— What to do —
1. Write out the part of the CIDP forum thread that begins at "Hang in there!" and ends after "since January 2017.".
2. Extend the CIDP forum thread past its final sentence.


      If you’re not improving at all, you might want to seek out a doctor who specializes in GBS/CIDP. For me, it made all the difference. Good luck!

    • Peanut-WI
      April 13, 2020 at 1:12 pm

      I’m with you. I was diagnosed in April, 2018 and still need a walker around the house and a wheelchair when I go anywhere. I think everyone is so different and they don’t have the answers yet. I’ve had good doctors and even went to Mayo Clinic. I’m still not getting better.

      Hang in there!

    • BryanF
      June 4, 2020 at 10:14 pm

      I wish I could offer you some hope, but I’ve been dealing with this since January 2017.

      On my good days, I’m 85% of my old self, but mostly I hover around 60-70%.

      I go to work everyday. Lifting is chore and when I get home, I’m exhausted most of the time and go to bed by 7 or 8 pm.

      And, it always seems like there are setbacks. Anytime I get sick or hurt, it seems like my immune system kicks in and my CIDP symptoms flair up.

      My strength and stamina are still way below where they should be and I get winded at times.

— Record extracts —

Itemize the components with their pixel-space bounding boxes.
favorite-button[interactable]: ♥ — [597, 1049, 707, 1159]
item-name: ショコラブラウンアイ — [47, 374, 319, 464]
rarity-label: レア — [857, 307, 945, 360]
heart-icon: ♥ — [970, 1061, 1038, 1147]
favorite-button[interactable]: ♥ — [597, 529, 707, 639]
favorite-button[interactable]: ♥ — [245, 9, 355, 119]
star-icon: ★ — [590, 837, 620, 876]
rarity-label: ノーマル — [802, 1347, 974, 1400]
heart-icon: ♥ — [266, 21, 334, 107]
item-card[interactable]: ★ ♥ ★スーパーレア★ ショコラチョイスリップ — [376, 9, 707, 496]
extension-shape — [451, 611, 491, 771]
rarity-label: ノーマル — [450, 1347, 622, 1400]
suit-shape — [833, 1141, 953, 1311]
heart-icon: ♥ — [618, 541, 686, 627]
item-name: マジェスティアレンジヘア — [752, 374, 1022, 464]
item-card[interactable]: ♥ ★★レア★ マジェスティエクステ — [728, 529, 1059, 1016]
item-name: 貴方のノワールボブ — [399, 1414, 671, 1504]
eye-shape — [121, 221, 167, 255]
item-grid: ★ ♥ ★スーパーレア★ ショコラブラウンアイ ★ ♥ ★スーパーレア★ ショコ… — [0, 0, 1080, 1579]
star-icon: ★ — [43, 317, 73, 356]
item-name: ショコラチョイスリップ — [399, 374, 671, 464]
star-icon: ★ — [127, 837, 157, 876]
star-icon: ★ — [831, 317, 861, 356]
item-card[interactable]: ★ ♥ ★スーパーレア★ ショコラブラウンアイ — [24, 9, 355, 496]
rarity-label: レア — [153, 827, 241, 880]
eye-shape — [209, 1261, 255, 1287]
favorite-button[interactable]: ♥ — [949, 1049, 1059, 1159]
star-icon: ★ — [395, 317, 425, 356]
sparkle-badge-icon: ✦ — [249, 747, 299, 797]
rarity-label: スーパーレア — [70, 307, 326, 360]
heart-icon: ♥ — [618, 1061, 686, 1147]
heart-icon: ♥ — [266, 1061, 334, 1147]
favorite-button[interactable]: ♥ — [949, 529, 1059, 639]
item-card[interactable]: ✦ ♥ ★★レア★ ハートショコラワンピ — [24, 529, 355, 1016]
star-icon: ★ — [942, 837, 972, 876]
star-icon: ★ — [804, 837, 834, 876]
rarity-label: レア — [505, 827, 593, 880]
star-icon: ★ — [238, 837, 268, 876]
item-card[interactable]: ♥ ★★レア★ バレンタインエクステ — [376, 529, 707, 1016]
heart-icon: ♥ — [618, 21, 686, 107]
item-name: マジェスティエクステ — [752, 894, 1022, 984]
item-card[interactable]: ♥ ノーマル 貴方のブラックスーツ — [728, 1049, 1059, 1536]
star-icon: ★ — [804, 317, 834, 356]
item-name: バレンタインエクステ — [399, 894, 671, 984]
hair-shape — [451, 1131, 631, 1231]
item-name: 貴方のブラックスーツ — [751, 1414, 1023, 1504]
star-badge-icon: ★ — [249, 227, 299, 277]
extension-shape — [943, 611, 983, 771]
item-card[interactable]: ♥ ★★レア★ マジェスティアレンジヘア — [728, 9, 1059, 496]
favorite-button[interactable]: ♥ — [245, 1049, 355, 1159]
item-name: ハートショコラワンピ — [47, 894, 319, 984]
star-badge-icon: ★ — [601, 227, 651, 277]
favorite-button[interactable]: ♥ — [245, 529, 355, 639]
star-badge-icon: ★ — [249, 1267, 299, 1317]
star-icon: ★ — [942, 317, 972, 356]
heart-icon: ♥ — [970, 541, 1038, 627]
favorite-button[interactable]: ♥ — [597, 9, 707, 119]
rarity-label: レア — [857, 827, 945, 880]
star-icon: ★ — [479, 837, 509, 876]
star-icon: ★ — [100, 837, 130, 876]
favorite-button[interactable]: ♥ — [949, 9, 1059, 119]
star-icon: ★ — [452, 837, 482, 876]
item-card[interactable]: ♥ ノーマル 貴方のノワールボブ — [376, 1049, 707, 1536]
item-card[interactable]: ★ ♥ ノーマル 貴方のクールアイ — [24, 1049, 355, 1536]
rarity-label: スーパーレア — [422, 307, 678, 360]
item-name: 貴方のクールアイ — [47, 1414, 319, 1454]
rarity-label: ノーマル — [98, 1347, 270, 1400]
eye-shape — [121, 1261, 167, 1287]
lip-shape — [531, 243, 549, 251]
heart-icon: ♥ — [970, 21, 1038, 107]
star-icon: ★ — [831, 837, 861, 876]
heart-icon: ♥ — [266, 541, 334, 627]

— Activity answers —
1.
Hang in there!

    • BryanF
      June 4, 2020 at 10:14 pm

      I wish I could offer you some hope, but I’ve been dealing with this since January 2017.

2.
      On my off days, I’m a zombie and my body just needs to recover.

      I just can’t imagine how this will turn out as I age.

    • vgau863
      June 10, 2020 at 3:30 pm

      Mark, how many milligrams of prednisone were you on and how long. I understand it depends on your weight? How much did you weight at the time?

    • Mark Robichek
      June 10, 2020 at 5:50 pm

      I was taking 60mg of Prednisone for a couple months, backed it off to 30mg, then 20mg, and then every month, I decreased the dosage by 5mg, ultimately settling on my current (permanent) dosage of 2.5mg per day. My weight is about 155.

      I hope this helps!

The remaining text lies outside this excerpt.